What you are asked to do:
Where a line holds the string "structured", return that line.

--- Stored data ---

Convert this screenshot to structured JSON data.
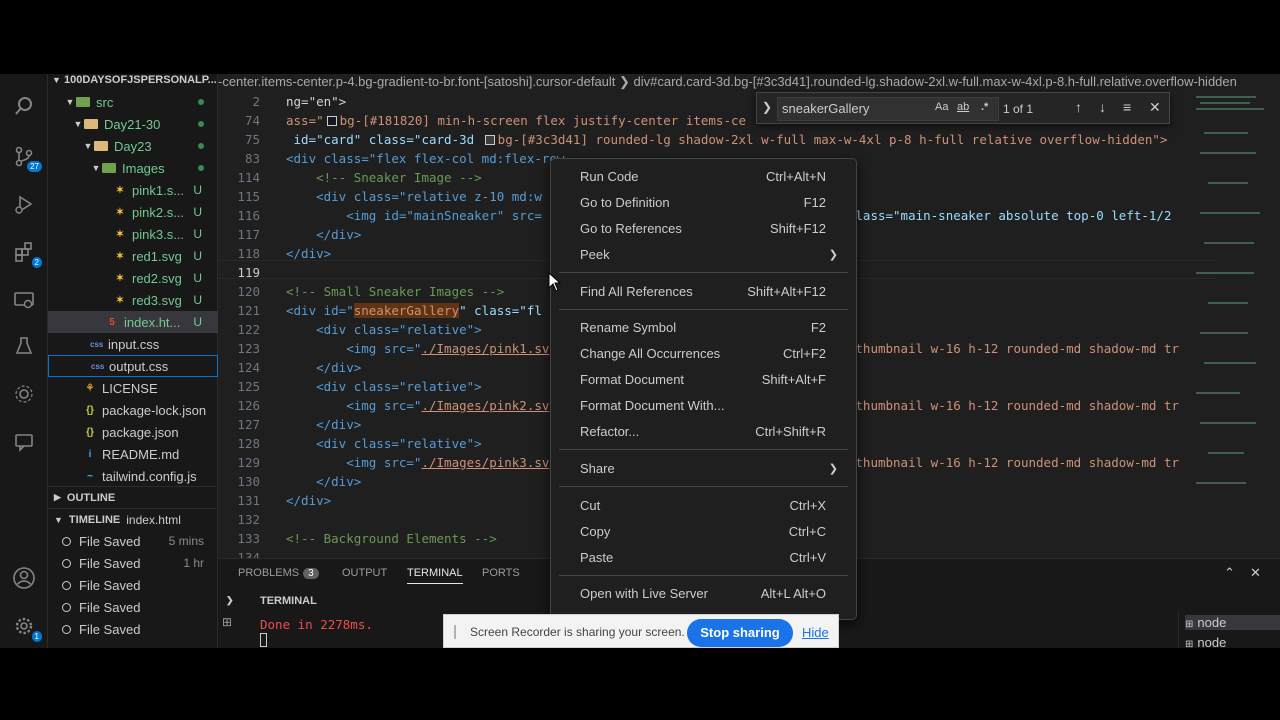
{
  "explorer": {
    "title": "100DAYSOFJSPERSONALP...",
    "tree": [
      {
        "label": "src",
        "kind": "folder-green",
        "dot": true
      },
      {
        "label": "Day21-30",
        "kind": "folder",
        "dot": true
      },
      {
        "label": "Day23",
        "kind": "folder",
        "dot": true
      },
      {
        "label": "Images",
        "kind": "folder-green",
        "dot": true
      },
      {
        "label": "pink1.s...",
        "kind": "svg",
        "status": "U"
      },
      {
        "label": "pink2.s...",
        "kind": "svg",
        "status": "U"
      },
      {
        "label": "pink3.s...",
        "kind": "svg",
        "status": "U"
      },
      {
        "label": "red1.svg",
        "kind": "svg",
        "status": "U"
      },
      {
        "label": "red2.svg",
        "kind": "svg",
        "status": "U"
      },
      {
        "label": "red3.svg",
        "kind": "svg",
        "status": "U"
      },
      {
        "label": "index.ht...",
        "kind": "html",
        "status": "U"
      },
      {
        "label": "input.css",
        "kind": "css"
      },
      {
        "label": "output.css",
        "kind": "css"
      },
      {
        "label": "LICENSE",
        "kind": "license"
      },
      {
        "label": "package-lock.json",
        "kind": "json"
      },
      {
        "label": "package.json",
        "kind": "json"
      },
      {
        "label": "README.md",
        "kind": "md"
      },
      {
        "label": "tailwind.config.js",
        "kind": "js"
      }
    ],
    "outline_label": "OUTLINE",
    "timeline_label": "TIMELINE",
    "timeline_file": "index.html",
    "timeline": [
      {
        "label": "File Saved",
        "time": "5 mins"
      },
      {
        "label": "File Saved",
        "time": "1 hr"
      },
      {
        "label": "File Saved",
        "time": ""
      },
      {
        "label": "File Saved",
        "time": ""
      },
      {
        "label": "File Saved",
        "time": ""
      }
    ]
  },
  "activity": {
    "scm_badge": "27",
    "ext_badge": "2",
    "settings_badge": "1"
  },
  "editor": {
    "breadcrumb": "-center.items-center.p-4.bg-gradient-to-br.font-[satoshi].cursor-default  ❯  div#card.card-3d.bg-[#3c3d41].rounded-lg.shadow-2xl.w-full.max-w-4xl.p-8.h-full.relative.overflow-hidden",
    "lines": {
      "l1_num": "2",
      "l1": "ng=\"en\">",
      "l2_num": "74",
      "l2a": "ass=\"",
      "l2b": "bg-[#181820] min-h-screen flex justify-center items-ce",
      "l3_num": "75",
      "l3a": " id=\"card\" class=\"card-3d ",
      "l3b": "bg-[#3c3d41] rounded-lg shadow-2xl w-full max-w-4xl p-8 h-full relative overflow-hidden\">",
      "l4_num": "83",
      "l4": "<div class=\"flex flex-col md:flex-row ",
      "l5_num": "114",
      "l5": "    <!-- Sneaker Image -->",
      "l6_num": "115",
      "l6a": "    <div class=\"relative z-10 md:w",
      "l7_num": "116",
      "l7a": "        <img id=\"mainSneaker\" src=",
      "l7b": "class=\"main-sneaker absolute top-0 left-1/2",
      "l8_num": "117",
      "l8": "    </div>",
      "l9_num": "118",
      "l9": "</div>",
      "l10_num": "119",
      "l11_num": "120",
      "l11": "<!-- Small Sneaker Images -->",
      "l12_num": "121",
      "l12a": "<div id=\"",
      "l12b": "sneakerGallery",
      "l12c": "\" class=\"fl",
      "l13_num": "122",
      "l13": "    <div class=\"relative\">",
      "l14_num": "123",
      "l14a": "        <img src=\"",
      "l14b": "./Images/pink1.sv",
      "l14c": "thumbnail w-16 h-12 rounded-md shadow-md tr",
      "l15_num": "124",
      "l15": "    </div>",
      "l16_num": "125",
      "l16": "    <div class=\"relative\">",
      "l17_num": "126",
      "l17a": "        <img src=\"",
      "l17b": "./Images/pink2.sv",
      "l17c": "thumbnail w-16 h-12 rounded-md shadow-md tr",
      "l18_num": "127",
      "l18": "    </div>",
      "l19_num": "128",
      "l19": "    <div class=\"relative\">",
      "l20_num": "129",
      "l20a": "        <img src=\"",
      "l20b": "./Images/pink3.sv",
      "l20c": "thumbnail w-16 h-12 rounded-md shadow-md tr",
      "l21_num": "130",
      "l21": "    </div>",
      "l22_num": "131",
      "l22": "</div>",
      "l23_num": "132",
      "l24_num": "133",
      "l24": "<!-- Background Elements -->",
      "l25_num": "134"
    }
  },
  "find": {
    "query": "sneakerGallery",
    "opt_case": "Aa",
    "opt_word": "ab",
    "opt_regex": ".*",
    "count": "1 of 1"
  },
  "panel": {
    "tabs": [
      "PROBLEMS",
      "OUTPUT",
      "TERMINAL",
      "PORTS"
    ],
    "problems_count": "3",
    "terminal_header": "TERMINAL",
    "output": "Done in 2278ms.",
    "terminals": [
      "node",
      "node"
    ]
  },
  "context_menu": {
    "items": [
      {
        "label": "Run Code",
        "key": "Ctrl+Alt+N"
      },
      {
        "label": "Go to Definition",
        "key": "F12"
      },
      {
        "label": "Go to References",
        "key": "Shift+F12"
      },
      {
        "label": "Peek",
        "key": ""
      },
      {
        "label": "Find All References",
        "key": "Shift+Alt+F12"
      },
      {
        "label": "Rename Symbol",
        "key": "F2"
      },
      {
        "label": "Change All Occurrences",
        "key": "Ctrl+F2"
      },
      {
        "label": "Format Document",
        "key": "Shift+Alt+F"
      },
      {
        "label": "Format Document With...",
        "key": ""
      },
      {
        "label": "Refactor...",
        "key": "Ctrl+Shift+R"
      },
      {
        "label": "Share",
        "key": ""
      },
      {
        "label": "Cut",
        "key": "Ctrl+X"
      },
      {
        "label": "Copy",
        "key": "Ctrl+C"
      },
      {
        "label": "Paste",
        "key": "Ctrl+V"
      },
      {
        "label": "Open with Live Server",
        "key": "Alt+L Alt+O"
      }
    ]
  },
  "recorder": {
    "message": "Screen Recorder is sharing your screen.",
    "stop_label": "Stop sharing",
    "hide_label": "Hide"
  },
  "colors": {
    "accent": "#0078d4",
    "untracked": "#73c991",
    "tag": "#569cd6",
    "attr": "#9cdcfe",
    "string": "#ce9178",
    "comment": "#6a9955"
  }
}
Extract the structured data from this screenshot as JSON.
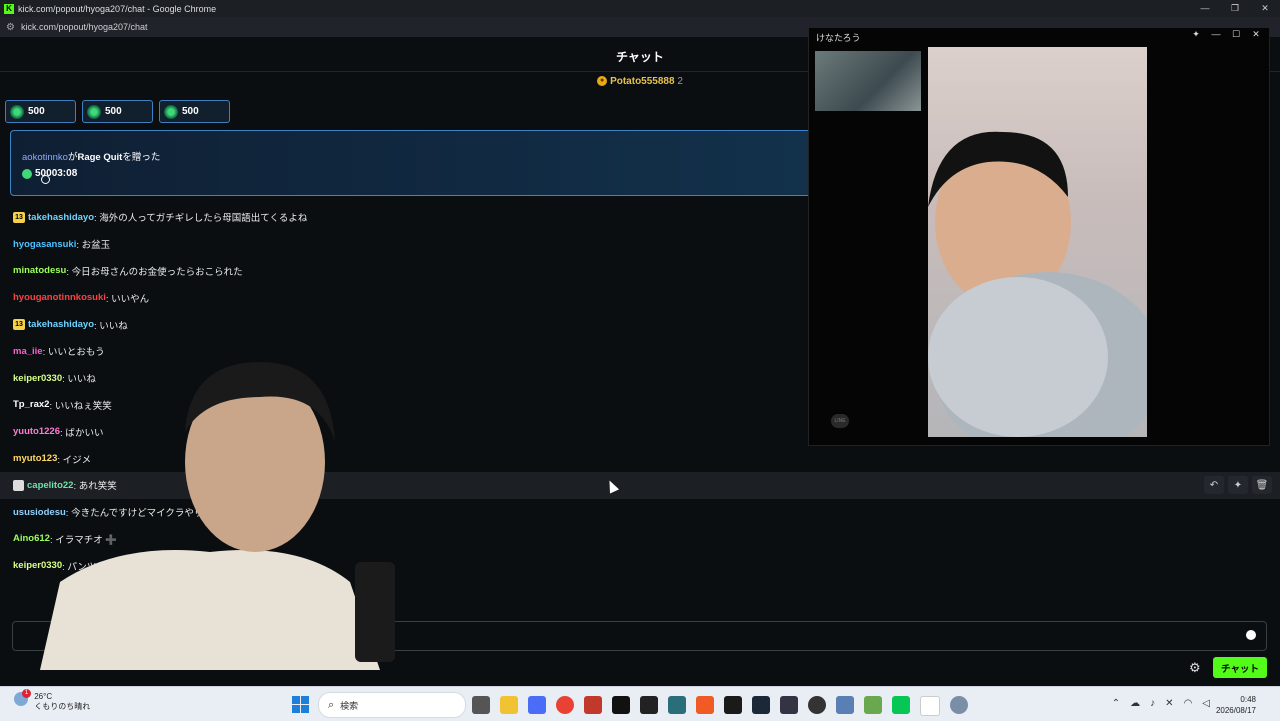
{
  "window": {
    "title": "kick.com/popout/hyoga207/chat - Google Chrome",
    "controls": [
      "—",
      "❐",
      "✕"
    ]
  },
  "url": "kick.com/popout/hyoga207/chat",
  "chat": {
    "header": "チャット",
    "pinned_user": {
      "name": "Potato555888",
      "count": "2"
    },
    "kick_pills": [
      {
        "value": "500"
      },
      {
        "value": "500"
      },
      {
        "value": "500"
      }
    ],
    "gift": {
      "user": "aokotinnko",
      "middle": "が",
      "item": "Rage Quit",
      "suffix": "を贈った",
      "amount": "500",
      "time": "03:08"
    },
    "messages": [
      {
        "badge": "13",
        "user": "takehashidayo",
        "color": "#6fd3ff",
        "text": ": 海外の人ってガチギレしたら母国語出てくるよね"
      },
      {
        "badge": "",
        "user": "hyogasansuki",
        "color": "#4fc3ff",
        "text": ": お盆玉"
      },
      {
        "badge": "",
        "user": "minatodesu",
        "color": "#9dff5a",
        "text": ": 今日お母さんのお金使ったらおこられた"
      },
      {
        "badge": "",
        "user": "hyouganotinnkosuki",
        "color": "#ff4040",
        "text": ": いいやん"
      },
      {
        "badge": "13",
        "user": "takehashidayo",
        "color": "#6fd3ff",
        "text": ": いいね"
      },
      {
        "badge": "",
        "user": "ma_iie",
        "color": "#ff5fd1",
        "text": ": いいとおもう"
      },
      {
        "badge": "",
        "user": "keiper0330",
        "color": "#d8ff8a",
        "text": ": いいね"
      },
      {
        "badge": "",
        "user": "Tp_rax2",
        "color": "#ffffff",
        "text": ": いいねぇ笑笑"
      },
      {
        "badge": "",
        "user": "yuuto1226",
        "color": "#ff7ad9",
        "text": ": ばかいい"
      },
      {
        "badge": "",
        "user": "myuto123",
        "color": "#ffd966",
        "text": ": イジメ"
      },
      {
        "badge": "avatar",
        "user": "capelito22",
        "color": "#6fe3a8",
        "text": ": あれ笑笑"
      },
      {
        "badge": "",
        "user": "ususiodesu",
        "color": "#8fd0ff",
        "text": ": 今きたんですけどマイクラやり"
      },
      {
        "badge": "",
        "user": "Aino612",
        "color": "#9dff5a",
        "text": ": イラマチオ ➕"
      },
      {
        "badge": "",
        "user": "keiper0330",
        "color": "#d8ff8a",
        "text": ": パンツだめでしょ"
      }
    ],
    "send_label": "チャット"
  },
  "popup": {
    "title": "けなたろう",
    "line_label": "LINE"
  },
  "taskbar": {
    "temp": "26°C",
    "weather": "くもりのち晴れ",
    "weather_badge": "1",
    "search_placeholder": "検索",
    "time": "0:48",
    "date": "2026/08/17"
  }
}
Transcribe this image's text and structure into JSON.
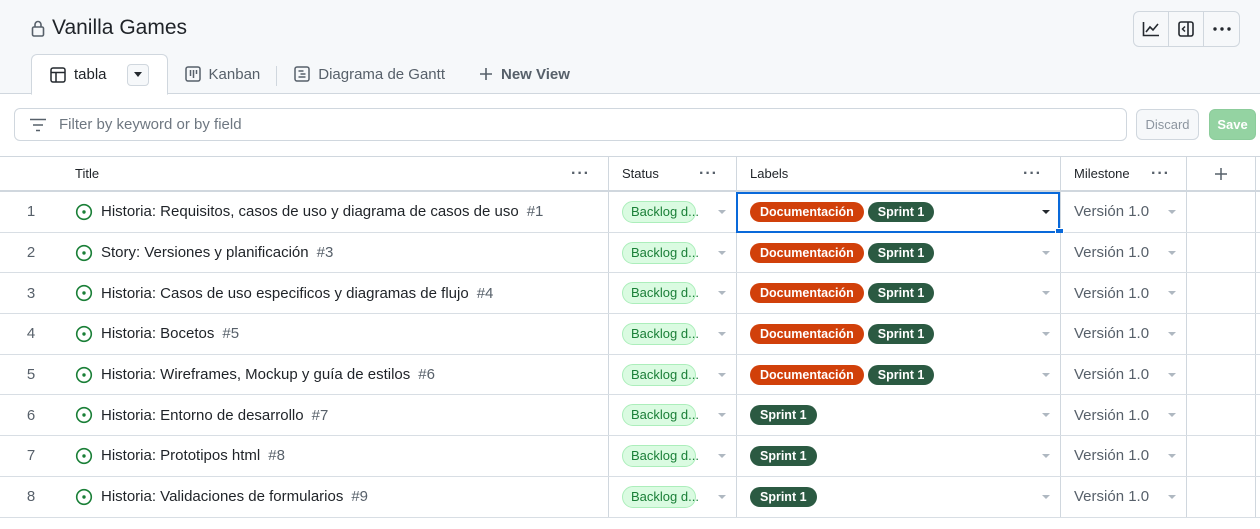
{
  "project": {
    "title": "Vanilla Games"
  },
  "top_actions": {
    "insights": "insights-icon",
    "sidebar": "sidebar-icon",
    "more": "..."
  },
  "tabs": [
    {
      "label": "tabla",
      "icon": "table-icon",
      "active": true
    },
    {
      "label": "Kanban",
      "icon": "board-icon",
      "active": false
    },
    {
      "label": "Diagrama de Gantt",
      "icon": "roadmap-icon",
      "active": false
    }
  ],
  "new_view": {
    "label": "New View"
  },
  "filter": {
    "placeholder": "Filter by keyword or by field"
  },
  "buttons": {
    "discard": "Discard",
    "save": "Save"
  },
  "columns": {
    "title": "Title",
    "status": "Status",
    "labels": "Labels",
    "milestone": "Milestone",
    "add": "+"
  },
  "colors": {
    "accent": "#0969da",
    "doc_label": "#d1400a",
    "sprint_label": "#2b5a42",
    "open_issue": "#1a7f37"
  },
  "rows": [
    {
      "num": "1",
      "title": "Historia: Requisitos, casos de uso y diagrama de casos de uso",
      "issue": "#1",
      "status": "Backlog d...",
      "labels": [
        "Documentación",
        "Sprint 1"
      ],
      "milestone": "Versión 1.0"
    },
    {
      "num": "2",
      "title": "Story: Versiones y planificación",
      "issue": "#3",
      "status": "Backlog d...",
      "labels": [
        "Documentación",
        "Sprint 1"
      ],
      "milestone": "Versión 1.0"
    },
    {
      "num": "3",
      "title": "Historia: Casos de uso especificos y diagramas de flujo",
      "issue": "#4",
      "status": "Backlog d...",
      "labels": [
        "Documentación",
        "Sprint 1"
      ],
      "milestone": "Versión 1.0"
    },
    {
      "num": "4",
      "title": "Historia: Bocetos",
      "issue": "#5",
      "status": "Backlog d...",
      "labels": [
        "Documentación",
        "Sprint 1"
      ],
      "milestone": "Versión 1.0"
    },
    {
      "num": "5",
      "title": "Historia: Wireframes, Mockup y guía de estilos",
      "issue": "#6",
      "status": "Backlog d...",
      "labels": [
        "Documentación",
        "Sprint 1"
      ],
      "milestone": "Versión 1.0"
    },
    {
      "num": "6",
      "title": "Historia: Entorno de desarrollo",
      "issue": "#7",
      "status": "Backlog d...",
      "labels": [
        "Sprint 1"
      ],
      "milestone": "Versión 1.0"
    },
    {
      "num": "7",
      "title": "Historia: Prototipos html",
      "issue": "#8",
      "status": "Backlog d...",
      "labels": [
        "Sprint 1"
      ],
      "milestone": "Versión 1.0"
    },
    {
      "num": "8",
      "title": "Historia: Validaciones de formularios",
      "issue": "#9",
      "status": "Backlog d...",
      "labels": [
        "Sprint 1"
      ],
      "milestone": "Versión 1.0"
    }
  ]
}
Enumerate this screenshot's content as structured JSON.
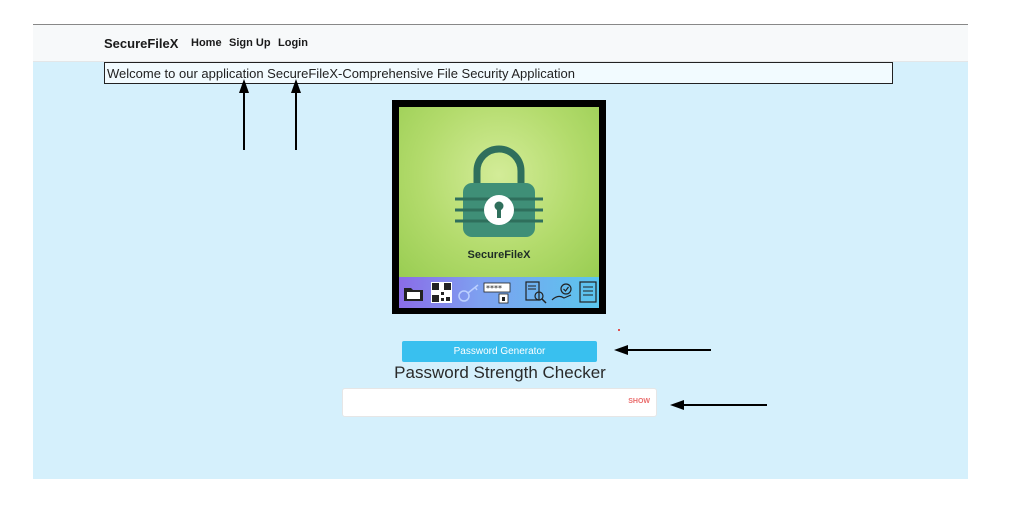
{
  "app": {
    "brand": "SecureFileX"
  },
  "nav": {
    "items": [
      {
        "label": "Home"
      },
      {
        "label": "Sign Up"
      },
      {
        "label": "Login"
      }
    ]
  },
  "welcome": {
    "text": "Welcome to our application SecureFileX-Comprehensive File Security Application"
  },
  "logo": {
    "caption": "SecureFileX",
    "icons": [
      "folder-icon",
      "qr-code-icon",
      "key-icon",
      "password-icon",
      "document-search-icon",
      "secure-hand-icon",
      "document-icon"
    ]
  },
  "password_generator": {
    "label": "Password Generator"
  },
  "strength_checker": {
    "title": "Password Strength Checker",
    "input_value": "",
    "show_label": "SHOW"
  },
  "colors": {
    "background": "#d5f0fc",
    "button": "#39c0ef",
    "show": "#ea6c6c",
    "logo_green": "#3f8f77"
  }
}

---

Solution to this task:
Convert this screenshot to structured JSON data.
Extract the structured data from this screenshot as JSON.
Enumerate this screenshot's content as structured JSON.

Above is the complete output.